- [Written task]:
Write out the whole of the material exactly.
================
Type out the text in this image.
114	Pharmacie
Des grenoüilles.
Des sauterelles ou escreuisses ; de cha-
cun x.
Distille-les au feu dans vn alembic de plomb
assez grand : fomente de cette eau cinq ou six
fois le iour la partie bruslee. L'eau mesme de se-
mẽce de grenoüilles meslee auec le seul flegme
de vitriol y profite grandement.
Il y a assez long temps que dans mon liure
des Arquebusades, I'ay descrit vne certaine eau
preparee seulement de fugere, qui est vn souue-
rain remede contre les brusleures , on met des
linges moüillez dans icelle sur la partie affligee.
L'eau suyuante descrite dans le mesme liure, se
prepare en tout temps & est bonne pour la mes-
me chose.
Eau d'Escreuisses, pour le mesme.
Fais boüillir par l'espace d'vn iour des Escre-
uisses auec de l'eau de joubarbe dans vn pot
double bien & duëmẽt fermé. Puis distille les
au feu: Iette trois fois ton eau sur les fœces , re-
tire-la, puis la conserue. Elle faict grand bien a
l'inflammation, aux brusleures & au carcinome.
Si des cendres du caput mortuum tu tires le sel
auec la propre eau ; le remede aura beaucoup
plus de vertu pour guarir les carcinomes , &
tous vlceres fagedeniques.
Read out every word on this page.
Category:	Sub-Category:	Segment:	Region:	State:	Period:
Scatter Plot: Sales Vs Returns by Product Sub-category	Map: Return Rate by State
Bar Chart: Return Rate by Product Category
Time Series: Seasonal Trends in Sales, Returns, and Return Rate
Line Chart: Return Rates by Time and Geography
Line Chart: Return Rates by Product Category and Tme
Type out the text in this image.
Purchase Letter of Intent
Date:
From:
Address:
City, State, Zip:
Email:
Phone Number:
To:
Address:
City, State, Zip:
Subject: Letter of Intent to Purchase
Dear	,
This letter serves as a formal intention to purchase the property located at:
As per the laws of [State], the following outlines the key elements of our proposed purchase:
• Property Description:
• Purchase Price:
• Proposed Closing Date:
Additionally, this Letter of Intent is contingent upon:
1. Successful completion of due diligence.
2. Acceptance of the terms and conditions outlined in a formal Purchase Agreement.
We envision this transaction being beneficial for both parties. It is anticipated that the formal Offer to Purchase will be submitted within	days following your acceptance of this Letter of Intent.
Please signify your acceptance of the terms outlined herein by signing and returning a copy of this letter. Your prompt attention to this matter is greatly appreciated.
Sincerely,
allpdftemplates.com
================
- [Exercise response]:
Type out the text in this image.
114	Pharmacie
Des grenoüilles.
Des sauterelles ou escreuisses ; de cha-
cun x.
Distille-les au feu dans vn alembic de plomb
assez grand : fomente de cette eau cinq ou six
fois le iour la partie bruslee. L'eau mesme de se-
mẽce de grenoüilles meslee auec le seul flegme
de vitriol y profite grandement.
Il y a assez long temps que dans mon liure
des Arquebusades, I'ay descrit vne certaine eau
preparee seulement de fugere, qui est vn souue-
rain remede contre les brusleures , on met des
linges moüillez dans icelle sur la partie affligee.
L'eau suyuante descrite dans le mesme liure, se
prepare en tout temps & est bonne pour la mes-
me chose.
Eau d'Escreuisses, pour le mesme.
Fais boüillir par l'espace d'vn iour des Escre-
uisses auec de l'eau de joubarbe dans vn pot
double bien & duëmẽt fermé. Puis distille les
au feu: Iette trois fois ton eau sur les fœces , re-
tire-la, puis la conserue. Elle faict grand bien a
l'inflammation, aux brusleures & au carcinome.
Si des cendres du caput mortuum tu tires le sel
auec la propre eau ; le remede aura beaucoup
plus de vertu pour guarir les carcinomes , &
tous vlceres fagedeniques.
Read out every word on this page.
Category:	Sub-Category:	Segment:	Region:	State:	Period:
Scatter Plot: Sales Vs Returns by Product Sub-category	Map: Return Rate by State
Bar Chart: Return Rate by Product Category
Time Series: Seasonal Trends in Sales, Returns, and Return Rate
Line Chart: Return Rates by Time and Geography
Line Chart: Return Rates by Product Category and Tme
Type out the text in this image.
Purchase Letter of Intent
Date:
From:
Address:
City, State, Zip:
Email:
Phone Number:
To:
Address:
City, State, Zip:
Subject: Letter of Intent to Purchase
Dear	,
This letter serves as a formal intention to purchase the property located at:
As per the laws of [State], the following outlines the key elements of our proposed purchase:
• Property Description:
• Purchase Price:
• Proposed Closing Date:
Additionally, this Letter of Intent is contingent upon:
1. Successful completion of due diligence.
2. Acceptance of the terms and conditions outlined in a formal Purchase Agreement.
We envision this transaction being beneficial for both parties. It is anticipated that the formal Offer to Purchase will be submitted within	days following your acceptance of this Letter of Intent.
Please signify your acceptance of the terms outlined herein by signing and returning a copy of this letter. Your prompt attention to this matter is greatly appreciated.
Sincerely,
allpdftemplates.com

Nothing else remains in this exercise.